> **ITEMS**
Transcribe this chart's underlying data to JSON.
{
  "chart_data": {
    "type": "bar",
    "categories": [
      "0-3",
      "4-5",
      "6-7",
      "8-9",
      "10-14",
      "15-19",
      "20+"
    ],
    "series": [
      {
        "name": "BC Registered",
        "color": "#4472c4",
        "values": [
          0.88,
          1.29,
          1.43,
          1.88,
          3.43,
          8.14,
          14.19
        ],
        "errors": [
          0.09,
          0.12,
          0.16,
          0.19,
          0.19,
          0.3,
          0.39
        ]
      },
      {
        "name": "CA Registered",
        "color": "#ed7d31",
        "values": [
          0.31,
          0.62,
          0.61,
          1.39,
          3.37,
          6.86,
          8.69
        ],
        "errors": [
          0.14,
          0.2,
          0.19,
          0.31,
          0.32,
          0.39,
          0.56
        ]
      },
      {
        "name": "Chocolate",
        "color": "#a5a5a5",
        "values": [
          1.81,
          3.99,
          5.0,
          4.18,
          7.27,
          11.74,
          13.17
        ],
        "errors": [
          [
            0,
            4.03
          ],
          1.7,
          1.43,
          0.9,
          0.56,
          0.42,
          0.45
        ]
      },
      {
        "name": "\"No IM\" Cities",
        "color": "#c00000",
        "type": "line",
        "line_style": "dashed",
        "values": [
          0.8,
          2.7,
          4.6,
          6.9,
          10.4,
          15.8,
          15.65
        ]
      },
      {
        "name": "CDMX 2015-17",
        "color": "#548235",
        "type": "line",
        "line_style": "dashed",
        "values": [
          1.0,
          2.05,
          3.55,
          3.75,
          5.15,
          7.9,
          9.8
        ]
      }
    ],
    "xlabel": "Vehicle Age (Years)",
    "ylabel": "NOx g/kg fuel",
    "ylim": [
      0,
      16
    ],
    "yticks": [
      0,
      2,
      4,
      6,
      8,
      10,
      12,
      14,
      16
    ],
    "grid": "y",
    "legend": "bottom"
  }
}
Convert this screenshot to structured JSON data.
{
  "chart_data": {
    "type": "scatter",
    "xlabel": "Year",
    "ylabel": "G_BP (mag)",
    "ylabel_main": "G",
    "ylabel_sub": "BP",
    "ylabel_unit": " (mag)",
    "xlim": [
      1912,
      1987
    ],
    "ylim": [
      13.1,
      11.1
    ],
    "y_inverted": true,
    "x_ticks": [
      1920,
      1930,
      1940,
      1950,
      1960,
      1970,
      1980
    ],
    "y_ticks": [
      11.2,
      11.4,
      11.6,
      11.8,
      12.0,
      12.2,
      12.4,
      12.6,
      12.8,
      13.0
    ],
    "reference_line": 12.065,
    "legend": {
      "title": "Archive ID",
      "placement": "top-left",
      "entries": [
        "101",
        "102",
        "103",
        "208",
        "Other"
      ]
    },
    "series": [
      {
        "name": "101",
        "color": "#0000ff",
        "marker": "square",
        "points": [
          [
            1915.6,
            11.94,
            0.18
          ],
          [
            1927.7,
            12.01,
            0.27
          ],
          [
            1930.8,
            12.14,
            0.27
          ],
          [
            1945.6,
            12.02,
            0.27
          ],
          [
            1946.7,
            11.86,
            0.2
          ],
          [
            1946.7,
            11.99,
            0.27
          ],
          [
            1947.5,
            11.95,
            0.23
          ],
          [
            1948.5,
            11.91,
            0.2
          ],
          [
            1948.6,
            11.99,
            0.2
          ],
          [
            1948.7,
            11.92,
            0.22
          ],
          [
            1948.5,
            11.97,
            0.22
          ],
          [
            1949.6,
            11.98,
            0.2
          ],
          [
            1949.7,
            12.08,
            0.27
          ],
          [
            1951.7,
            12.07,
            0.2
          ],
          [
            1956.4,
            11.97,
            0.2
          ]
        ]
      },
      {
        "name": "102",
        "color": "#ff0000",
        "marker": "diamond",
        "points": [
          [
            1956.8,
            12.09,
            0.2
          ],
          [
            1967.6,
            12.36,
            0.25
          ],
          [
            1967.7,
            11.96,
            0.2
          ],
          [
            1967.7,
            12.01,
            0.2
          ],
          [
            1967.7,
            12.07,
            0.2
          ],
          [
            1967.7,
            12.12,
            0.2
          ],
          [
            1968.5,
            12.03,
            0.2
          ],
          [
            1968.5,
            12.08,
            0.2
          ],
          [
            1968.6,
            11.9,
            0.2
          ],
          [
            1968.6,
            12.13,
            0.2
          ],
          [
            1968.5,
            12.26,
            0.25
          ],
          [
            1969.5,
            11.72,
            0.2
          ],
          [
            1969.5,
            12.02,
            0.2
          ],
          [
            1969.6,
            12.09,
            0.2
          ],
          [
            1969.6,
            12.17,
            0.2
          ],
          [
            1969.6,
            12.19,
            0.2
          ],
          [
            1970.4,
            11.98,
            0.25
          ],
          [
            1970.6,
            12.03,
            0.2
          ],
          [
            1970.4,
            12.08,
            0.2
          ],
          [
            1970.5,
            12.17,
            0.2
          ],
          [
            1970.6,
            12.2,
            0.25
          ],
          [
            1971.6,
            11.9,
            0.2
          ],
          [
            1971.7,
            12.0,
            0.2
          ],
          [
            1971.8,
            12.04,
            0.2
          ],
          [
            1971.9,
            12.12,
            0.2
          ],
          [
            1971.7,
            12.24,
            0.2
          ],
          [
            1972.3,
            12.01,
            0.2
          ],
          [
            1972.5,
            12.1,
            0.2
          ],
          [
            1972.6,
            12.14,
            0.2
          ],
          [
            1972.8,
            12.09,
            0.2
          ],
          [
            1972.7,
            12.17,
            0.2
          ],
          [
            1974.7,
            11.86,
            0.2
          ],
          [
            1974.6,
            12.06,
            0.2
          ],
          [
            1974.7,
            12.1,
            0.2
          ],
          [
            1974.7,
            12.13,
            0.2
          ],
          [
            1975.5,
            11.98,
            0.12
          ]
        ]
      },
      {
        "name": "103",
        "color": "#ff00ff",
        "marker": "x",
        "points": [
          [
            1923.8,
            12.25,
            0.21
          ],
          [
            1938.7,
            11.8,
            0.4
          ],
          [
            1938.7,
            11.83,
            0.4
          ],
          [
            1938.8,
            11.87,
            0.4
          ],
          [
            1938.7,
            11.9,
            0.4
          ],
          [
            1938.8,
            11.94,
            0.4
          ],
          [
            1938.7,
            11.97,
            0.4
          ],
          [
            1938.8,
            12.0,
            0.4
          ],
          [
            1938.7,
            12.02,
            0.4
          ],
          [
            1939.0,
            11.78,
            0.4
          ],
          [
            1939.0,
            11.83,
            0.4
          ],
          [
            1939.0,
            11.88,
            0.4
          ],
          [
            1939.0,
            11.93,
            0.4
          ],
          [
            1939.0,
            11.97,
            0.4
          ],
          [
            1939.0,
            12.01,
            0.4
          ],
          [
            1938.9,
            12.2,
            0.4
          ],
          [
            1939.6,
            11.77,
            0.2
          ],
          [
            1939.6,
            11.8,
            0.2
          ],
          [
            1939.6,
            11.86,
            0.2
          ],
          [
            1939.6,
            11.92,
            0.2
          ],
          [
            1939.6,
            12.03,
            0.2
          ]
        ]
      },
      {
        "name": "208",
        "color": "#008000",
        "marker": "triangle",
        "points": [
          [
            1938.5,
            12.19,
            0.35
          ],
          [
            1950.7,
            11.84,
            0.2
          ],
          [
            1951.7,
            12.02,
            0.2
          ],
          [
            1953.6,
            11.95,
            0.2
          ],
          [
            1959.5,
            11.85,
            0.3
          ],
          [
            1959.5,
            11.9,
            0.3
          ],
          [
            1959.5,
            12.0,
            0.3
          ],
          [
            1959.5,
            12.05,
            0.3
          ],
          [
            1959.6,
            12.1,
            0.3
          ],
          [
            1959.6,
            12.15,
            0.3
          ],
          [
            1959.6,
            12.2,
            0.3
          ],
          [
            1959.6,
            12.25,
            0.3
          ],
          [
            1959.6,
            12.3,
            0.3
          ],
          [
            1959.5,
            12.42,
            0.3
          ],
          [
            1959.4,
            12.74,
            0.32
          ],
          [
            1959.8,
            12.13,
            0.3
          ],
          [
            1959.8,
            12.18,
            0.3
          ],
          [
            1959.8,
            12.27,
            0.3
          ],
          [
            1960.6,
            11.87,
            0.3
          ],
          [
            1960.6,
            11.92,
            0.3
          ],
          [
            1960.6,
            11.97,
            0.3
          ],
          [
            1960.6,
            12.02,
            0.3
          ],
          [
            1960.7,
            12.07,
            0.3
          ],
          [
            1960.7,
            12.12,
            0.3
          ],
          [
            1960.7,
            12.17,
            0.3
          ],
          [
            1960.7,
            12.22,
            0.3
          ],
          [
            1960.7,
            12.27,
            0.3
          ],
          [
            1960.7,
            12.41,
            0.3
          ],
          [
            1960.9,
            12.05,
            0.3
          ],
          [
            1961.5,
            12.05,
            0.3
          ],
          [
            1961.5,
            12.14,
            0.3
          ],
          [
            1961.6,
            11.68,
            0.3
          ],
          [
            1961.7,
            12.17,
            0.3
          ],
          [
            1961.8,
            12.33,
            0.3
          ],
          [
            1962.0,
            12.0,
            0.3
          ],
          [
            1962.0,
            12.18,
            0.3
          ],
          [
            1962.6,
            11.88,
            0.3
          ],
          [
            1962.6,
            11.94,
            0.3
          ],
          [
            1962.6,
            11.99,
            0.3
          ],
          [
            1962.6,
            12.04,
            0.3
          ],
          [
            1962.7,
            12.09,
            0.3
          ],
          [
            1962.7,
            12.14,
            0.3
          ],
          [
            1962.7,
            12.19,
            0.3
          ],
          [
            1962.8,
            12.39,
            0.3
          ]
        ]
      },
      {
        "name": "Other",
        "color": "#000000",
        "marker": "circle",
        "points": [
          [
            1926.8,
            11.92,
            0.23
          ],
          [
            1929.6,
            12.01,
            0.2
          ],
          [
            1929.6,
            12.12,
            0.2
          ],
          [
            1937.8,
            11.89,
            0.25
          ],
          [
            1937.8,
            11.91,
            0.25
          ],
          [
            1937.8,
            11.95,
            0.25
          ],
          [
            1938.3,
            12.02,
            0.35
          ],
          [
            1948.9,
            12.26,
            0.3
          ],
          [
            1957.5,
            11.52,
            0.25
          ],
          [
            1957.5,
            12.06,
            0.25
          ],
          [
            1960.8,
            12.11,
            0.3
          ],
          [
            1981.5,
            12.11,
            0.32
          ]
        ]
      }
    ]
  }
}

> **PROBLEM TO SOLVE**
Take every line that includes the string "type" and copy it.

> **TASK RESULT**
    "type": "bar",
        "type": "line",
        "type": "line",
    "type": "scatter",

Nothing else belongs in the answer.